Your instructions: Count the lines containing "profile" in the entries underneath, and state that count without anything else.
····················
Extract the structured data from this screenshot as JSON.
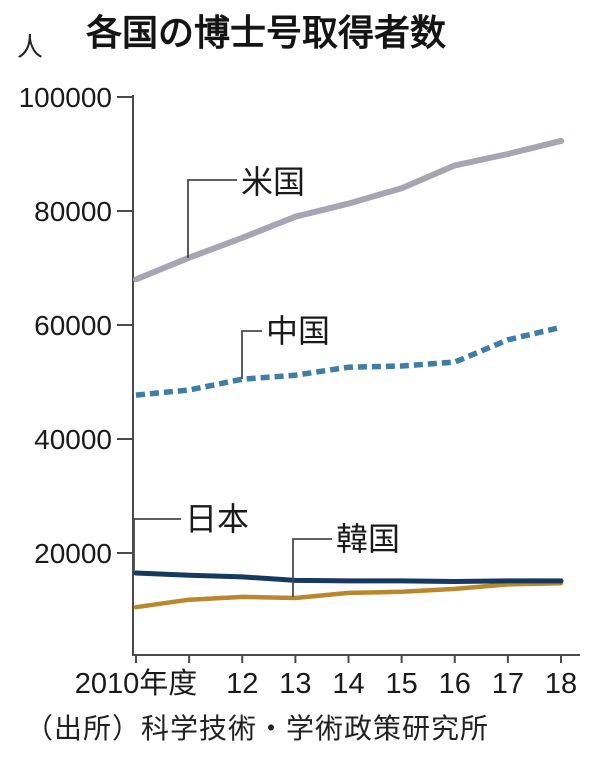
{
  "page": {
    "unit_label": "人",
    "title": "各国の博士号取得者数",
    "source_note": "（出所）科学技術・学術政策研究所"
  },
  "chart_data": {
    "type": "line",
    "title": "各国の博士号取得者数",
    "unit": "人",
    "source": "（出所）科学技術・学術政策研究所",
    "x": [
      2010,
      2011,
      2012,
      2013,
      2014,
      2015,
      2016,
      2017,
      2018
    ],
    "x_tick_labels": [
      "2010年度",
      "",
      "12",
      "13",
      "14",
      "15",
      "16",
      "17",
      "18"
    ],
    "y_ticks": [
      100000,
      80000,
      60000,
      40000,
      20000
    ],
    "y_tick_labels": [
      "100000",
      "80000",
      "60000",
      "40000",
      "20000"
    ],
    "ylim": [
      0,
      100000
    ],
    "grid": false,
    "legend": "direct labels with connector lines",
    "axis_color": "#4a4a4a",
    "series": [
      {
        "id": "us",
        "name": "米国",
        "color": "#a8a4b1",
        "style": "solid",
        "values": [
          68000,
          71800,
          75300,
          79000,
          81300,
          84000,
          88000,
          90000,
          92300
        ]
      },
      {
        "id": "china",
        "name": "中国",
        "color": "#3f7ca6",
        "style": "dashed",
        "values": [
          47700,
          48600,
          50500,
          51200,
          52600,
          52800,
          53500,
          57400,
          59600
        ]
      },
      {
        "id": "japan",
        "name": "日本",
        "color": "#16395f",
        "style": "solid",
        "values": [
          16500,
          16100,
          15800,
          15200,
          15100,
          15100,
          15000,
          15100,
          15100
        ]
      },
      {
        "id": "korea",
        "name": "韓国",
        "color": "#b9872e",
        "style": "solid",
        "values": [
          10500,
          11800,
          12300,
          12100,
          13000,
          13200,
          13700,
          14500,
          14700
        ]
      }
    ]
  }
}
····················
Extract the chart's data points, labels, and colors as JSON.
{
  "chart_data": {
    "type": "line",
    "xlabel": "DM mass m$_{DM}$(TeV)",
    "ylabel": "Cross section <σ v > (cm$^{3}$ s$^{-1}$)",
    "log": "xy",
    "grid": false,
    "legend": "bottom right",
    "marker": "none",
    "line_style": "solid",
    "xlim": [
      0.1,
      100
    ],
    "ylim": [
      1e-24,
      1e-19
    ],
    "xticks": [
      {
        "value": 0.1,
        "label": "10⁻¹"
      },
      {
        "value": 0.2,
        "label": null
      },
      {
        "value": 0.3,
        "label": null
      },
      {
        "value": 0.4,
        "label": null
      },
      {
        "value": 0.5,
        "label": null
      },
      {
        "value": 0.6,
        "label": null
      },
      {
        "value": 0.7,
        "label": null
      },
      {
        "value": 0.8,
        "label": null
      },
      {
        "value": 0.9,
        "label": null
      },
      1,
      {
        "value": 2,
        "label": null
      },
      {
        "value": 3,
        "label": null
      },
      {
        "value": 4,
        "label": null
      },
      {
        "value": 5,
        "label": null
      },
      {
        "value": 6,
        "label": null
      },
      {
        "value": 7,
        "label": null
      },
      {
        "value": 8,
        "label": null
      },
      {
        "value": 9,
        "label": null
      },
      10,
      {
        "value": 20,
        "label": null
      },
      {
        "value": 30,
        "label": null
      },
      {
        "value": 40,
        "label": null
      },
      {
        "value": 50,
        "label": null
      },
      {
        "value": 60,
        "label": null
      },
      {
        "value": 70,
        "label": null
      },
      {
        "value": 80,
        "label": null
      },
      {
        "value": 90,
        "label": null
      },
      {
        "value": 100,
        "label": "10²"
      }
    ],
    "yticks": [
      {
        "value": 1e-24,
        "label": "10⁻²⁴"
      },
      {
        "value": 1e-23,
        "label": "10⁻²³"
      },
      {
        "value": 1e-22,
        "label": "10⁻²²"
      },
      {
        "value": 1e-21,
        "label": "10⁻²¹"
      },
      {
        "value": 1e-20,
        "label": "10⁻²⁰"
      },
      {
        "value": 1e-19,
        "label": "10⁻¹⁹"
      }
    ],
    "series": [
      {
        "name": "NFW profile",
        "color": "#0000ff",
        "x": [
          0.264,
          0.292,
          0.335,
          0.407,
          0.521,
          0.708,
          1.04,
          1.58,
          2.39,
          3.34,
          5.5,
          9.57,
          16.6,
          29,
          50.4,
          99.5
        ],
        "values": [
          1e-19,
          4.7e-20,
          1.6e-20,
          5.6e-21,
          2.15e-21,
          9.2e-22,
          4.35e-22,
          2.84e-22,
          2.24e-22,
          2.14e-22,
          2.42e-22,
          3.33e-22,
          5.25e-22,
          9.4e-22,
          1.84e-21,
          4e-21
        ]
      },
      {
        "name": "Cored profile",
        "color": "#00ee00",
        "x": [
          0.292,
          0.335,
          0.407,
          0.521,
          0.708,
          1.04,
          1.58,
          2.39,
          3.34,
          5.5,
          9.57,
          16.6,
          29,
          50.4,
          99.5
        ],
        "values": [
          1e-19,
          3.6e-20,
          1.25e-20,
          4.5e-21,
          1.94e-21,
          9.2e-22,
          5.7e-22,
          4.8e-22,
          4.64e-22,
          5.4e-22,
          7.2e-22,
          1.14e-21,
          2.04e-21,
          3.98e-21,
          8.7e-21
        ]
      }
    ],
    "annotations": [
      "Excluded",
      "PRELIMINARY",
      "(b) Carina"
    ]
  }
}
····················
Correct response: 2